━━━ DATA RECORDS ━━━

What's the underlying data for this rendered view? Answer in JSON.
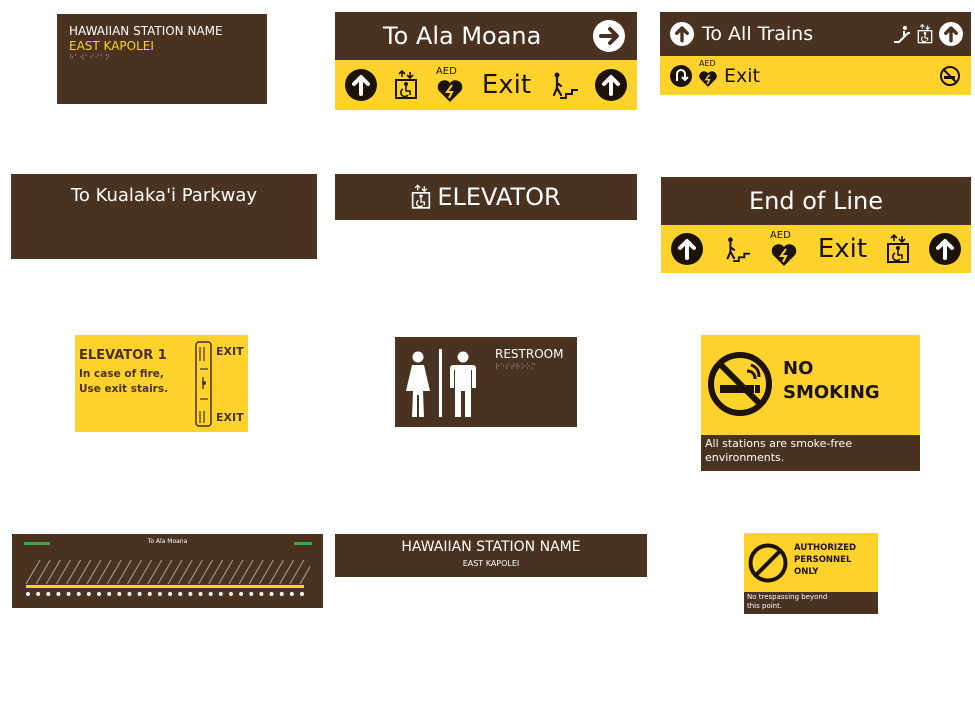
{
  "station_id_sign": {
    "title": "HAWAIIAN STATION NAME",
    "station": "EAST KAPOLEI",
    "braille": "⠓⠁⠺⠁⠊⠊⠁⠝"
  },
  "ala_moana_sign": {
    "heading": "To Ala Moana",
    "aed": "AED",
    "exit": "Exit"
  },
  "all_trains_sign": {
    "heading": "To All Trains",
    "aed": "AED",
    "exit": "Exit"
  },
  "kualakai_sign": {
    "heading": "To Kualaka'i Parkway"
  },
  "elevator_sign": {
    "heading": "ELEVATOR"
  },
  "end_of_line_sign": {
    "heading": "End of Line",
    "aed": "AED",
    "exit": "Exit"
  },
  "elevator1_sign": {
    "title": "ELEVATOR 1",
    "line1": "In case of fire,",
    "line2": "Use exit stairs.",
    "exit_top": "EXIT",
    "exit_bottom": "EXIT"
  },
  "restroom_sign": {
    "label": "RESTROOM",
    "braille": "⠗⠑⠎⠞⠗⠕⠕⠍"
  },
  "no_smoking_sign": {
    "line1": "NO",
    "line2": "SMOKING",
    "footer_line1": "All stations are smoke-free",
    "footer_line2": "environments."
  },
  "route_map_sign": {
    "heading": "To Ala Moana",
    "stop_count": 28
  },
  "station_name_sign": {
    "title": "HAWAIIAN STATION NAME",
    "station": "EAST KAPOLEI"
  },
  "authorized_sign": {
    "line1": "AUTHORIZED",
    "line2": "PERSONNEL",
    "line3": "ONLY",
    "footer_line1": "No trespassing beyond",
    "footer_line2": "this point."
  },
  "colors": {
    "brown": "#4a3220",
    "yellow": "#ffd22c",
    "white": "#ffffff"
  }
}
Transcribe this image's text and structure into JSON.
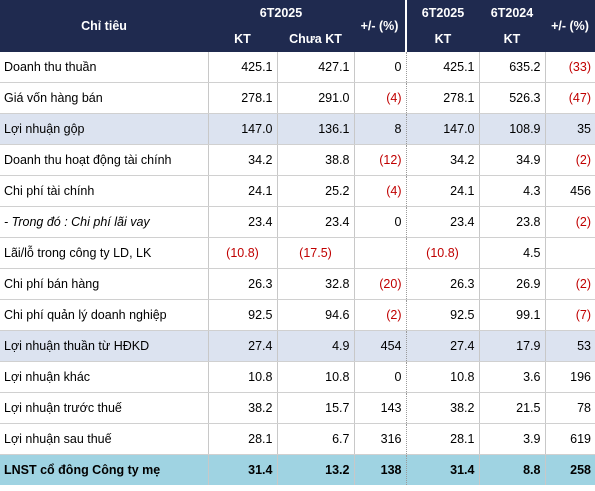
{
  "header": {
    "indicator": "Chỉ tiêu",
    "group_a": "6T2025",
    "kt_a": "KT",
    "chua_kt": "Chưa KT",
    "diff_a": "+/- (%)",
    "group_b1": "6T2025",
    "group_b2": "6T2024",
    "kt_b1": "KT",
    "kt_b2": "KT",
    "diff_b": "+/- (%)"
  },
  "rows": [
    {
      "name": "Doanh thu thuần",
      "kt": "425.1",
      "chua_kt": "427.1",
      "diff1": "0",
      "y2025": "425.1",
      "y2024": "635.2",
      "diff2": "(33)",
      "neg1": false,
      "neg2": true,
      "style": ""
    },
    {
      "name": "Giá vốn hàng bán",
      "kt": "278.1",
      "chua_kt": "291.0",
      "diff1": "(4)",
      "y2025": "278.1",
      "y2024": "526.3",
      "diff2": "(47)",
      "neg1": true,
      "neg2": true,
      "style": ""
    },
    {
      "name": "Lợi nhuận gộp",
      "kt": "147.0",
      "chua_kt": "136.1",
      "diff1": "8",
      "y2025": "147.0",
      "y2024": "108.9",
      "diff2": "35",
      "neg1": false,
      "neg2": false,
      "style": "hl"
    },
    {
      "name": "Doanh thu hoạt động tài chính",
      "kt": "34.2",
      "chua_kt": "38.8",
      "diff1": "(12)",
      "y2025": "34.2",
      "y2024": "34.9",
      "diff2": "(2)",
      "neg1": true,
      "neg2": true,
      "style": ""
    },
    {
      "name": "Chi phí tài chính",
      "kt": "24.1",
      "chua_kt": "25.2",
      "diff1": "(4)",
      "y2025": "24.1",
      "y2024": "4.3",
      "diff2": "456",
      "neg1": true,
      "neg2": false,
      "style": ""
    },
    {
      "name": "- Trong đó : Chi phí lãi vay",
      "kt": "23.4",
      "chua_kt": "23.4",
      "diff1": "0",
      "y2025": "23.4",
      "y2024": "23.8",
      "diff2": "(2)",
      "neg1": false,
      "neg2": true,
      "style": "italic"
    },
    {
      "name": "Lãi/lỗ trong công ty LD, LK",
      "kt": "(10.8)",
      "chua_kt": "(17.5)",
      "diff1": "",
      "y2025": "(10.8)",
      "y2024": "4.5",
      "diff2": "",
      "neg1": false,
      "neg2": false,
      "negkt": true,
      "negck": true,
      "neg25": true,
      "style": "ctrval"
    },
    {
      "name": "Chi phí bán hàng",
      "kt": "26.3",
      "chua_kt": "32.8",
      "diff1": "(20)",
      "y2025": "26.3",
      "y2024": "26.9",
      "diff2": "(2)",
      "neg1": true,
      "neg2": true,
      "style": ""
    },
    {
      "name": "Chi phí quản lý doanh nghiệp",
      "kt": "92.5",
      "chua_kt": "94.6",
      "diff1": "(2)",
      "y2025": "92.5",
      "y2024": "99.1",
      "diff2": "(7)",
      "neg1": true,
      "neg2": true,
      "style": ""
    },
    {
      "name": "Lợi nhuận thuần từ HĐKD",
      "kt": "27.4",
      "chua_kt": "4.9",
      "diff1": "454",
      "y2025": "27.4",
      "y2024": "17.9",
      "diff2": "53",
      "neg1": false,
      "neg2": false,
      "style": "hl"
    },
    {
      "name": "Lợi nhuận khác",
      "kt": "10.8",
      "chua_kt": "10.8",
      "diff1": "0",
      "y2025": "10.8",
      "y2024": "3.6",
      "diff2": "196",
      "neg1": false,
      "neg2": false,
      "style": ""
    },
    {
      "name": "Lợi nhuận trước thuế",
      "kt": "38.2",
      "chua_kt": "15.7",
      "diff1": "143",
      "y2025": "38.2",
      "y2024": "21.5",
      "diff2": "78",
      "neg1": false,
      "neg2": false,
      "style": ""
    },
    {
      "name": "Lợi nhuận sau thuế",
      "kt": "28.1",
      "chua_kt": "6.7",
      "diff1": "316",
      "y2025": "28.1",
      "y2024": "3.9",
      "diff2": "619",
      "neg1": false,
      "neg2": false,
      "style": ""
    },
    {
      "name": "LNST cổ đông Công ty mẹ",
      "kt": "31.4",
      "chua_kt": "13.2",
      "diff1": "138",
      "y2025": "31.4",
      "y2024": "8.8",
      "diff2": "258",
      "neg1": false,
      "neg2": false,
      "style": "last"
    }
  ],
  "colors": {
    "header_bg": "#1f2a4f",
    "highlight_bg": "#dce3f0",
    "final_bg": "#9fd3e2",
    "negative": "#c00000"
  }
}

━━━

REQUIRED WORK
Quote each entry above verbatim and drop the pictures.

REPLY
What's the underlying data for this rendered view? Answer in JSON.
{
  "station_id_sign": {
    "title": "HAWAIIAN STATION NAME",
    "station": "EAST KAPOLEI",
    "braille": "⠓⠁⠺⠁⠊⠊⠁⠝"
  },
  "ala_moana_sign": {
    "heading": "To Ala Moana",
    "aed": "AED",
    "exit": "Exit"
  },
  "all_trains_sign": {
    "heading": "To All Trains",
    "aed": "AED",
    "exit": "Exit"
  },
  "kualakai_sign": {
    "heading": "To Kualaka'i Parkway"
  },
  "elevator_sign": {
    "heading": "ELEVATOR"
  },
  "end_of_line_sign": {
    "heading": "End of Line",
    "aed": "AED",
    "exit": "Exit"
  },
  "elevator1_sign": {
    "title": "ELEVATOR 1",
    "line1": "In case of fire,",
    "line2": "Use exit stairs.",
    "exit_top": "EXIT",
    "exit_bottom": "EXIT"
  },
  "restroom_sign": {
    "label": "RESTROOM",
    "braille": "⠗⠑⠎⠞⠗⠕⠕⠍"
  },
  "no_smoking_sign": {
    "line1": "NO",
    "line2": "SMOKING",
    "footer_line1": "All stations are smoke-free",
    "footer_line2": "environments."
  },
  "route_map_sign": {
    "heading": "To Ala Moana",
    "stop_count": 28
  },
  "station_name_sign": {
    "title": "HAWAIIAN STATION NAME",
    "station": "EAST KAPOLEI"
  },
  "authorized_sign": {
    "line1": "AUTHORIZED",
    "line2": "PERSONNEL",
    "line3": "ONLY",
    "footer_line1": "No trespassing beyond",
    "footer_line2": "this point."
  },
  "colors": {
    "brown": "#4a3220",
    "yellow": "#ffd22c",
    "white": "#ffffff"
  }
}
Transcribe this image's text and structure into JSON.
{
  "header": {
    "indicator": "Chỉ tiêu",
    "group_a": "6T2025",
    "kt_a": "KT",
    "chua_kt": "Chưa KT",
    "diff_a": "+/- (%)",
    "group_b1": "6T2025",
    "group_b2": "6T2024",
    "kt_b1": "KT",
    "kt_b2": "KT",
    "diff_b": "+/- (%)"
  },
  "rows": [
    {
      "name": "Doanh thu thuần",
      "kt": "425.1",
      "chua_kt": "427.1",
      "diff1": "0",
      "y2025": "425.1",
      "y2024": "635.2",
      "diff2": "(33)",
      "neg1": false,
      "neg2": true,
      "style": ""
    },
    {
      "name": "Giá vốn hàng bán",
      "kt": "278.1",
      "chua_kt": "291.0",
      "diff1": "(4)",
      "y2025": "278.1",
      "y2024": "526.3",
      "diff2": "(47)",
      "neg1": true,
      "neg2": true,
      "style": ""
    },
    {
      "name": "Lợi nhuận gộp",
      "kt": "147.0",
      "chua_kt": "136.1",
      "diff1": "8",
      "y2025": "147.0",
      "y2024": "108.9",
      "diff2": "35",
      "neg1": false,
      "neg2": false,
      "style": "hl"
    },
    {
      "name": "Doanh thu hoạt động tài chính",
      "kt": "34.2",
      "chua_kt": "38.8",
      "diff1": "(12)",
      "y2025": "34.2",
      "y2024": "34.9",
      "diff2": "(2)",
      "neg1": true,
      "neg2": true,
      "style": ""
    },
    {
      "name": "Chi phí tài chính",
      "kt": "24.1",
      "chua_kt": "25.2",
      "diff1": "(4)",
      "y2025": "24.1",
      "y2024": "4.3",
      "diff2": "456",
      "neg1": true,
      "neg2": false,
      "style": ""
    },
    {
      "name": "- Trong đó : Chi phí lãi vay",
      "kt": "23.4",
      "chua_kt": "23.4",
      "diff1": "0",
      "y2025": "23.4",
      "y2024": "23.8",
      "diff2": "(2)",
      "neg1": false,
      "neg2": true,
      "style": "italic"
    },
    {
      "name": "Lãi/lỗ trong công ty LD, LK",
      "kt": "(10.8)",
      "chua_kt": "(17.5)",
      "diff1": "",
      "y2025": "(10.8)",
      "y2024": "4.5",
      "diff2": "",
      "neg1": false,
      "neg2": false,
      "negkt": true,
      "negck": true,
      "neg25": true,
      "style": "ctrval"
    },
    {
      "name": "Chi phí bán hàng",
      "kt": "26.3",
      "chua_kt": "32.8",
      "diff1": "(20)",
      "y2025": "26.3",
      "y2024": "26.9",
      "diff2": "(2)",
      "neg1": true,
      "neg2": true,
      "style": ""
    },
    {
      "name": "Chi phí quản lý doanh nghiệp",
      "kt": "92.5",
      "chua_kt": "94.6",
      "diff1": "(2)",
      "y2025": "92.5",
      "y2024": "99.1",
      "diff2": "(7)",
      "neg1": true,
      "neg2": true,
      "style": ""
    },
    {
      "name": "Lợi nhuận thuần từ HĐKD",
      "kt": "27.4",
      "chua_kt": "4.9",
      "diff1": "454",
      "y2025": "27.4",
      "y2024": "17.9",
      "diff2": "53",
      "neg1": false,
      "neg2": false,
      "style": "hl"
    },
    {
      "name": "Lợi nhuận khác",
      "kt": "10.8",
      "chua_kt": "10.8",
      "diff1": "0",
      "y2025": "10.8",
      "y2024": "3.6",
      "diff2": "196",
      "neg1": false,
      "neg2": false,
      "style": ""
    },
    {
      "name": "Lợi nhuận trước thuế",
      "kt": "38.2",
      "chua_kt": "15.7",
      "diff1": "143",
      "y2025": "38.2",
      "y2024": "21.5",
      "diff2": "78",
      "neg1": false,
      "neg2": false,
      "style": ""
    },
    {
      "name": "Lợi nhuận sau thuế",
      "kt": "28.1",
      "chua_kt": "6.7",
      "diff1": "316",
      "y2025": "28.1",
      "y2024": "3.9",
      "diff2": "619",
      "neg1": false,
      "neg2": false,
      "style": ""
    },
    {
      "name": "LNST cổ đông Công ty mẹ",
      "kt": "31.4",
      "chua_kt": "13.2",
      "diff1": "138",
      "y2025": "31.4",
      "y2024": "8.8",
      "diff2": "258",
      "neg1": false,
      "neg2": false,
      "style": "last"
    }
  ],
  "colors": {
    "header_bg": "#1f2a4f",
    "highlight_bg": "#dce3f0",
    "final_bg": "#9fd3e2",
    "negative": "#c00000"
  }
}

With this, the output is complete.